* start Stored rows *
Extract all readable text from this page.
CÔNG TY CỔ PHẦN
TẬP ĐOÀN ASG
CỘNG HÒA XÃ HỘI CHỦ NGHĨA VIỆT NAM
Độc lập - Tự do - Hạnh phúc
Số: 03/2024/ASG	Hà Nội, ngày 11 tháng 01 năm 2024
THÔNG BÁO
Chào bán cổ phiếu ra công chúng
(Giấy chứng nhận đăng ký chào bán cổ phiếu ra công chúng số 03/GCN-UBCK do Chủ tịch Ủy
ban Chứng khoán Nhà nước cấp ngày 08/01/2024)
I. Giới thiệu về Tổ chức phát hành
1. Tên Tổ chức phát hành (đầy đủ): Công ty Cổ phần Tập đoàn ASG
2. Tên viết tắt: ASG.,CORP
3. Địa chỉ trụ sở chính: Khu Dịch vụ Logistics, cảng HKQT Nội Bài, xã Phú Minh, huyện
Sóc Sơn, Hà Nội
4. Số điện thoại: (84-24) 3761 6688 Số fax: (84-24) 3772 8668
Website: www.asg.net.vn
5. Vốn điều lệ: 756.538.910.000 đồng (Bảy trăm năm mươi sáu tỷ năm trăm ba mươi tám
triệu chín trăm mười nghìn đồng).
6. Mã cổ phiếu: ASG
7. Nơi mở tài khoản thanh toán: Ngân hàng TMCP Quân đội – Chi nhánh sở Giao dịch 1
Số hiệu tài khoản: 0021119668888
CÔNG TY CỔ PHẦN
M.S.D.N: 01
* end Stored rows *
▶ **Written exercise**
All of the lines above need to be given again exactly.

▶ **Solution for this exercise**
Extract all readable text from this page.
CÔNG TY CỔ PHẦN
TẬP ĐOÀN ASG
CỘNG HÒA XÃ HỘI CHỦ NGHĨA VIỆT NAM
Độc lập - Tự do - Hạnh phúc
Số: 03/2024/ASG	Hà Nội, ngày 11 tháng 01 năm 2024
THÔNG BÁO
Chào bán cổ phiếu ra công chúng
(Giấy chứng nhận đăng ký chào bán cổ phiếu ra công chúng số 03/GCN-UBCK do Chủ tịch Ủy
ban Chứng khoán Nhà nước cấp ngày 08/01/2024)
I. Giới thiệu về Tổ chức phát hành
1. Tên Tổ chức phát hành (đầy đủ): Công ty Cổ phần Tập đoàn ASG
2. Tên viết tắt: ASG.,CORP
3. Địa chỉ trụ sở chính: Khu Dịch vụ Logistics, cảng HKQT Nội Bài, xã Phú Minh, huyện
Sóc Sơn, Hà Nội
4. Số điện thoại: (84-24) 3761 6688 Số fax: (84-24) 3772 8668
Website: www.asg.net.vn
5. Vốn điều lệ: 756.538.910.000 đồng (Bảy trăm năm mươi sáu tỷ năm trăm ba mươi tám
triệu chín trăm mười nghìn đồng).
6. Mã cổ phiếu: ASG
7. Nơi mở tài khoản thanh toán: Ngân hàng TMCP Quân đội – Chi nhánh sở Giao dịch 1
Số hiệu tài khoản: 0021119668888
CÔNG TY CỔ PHẦN
M.S.D.N: 01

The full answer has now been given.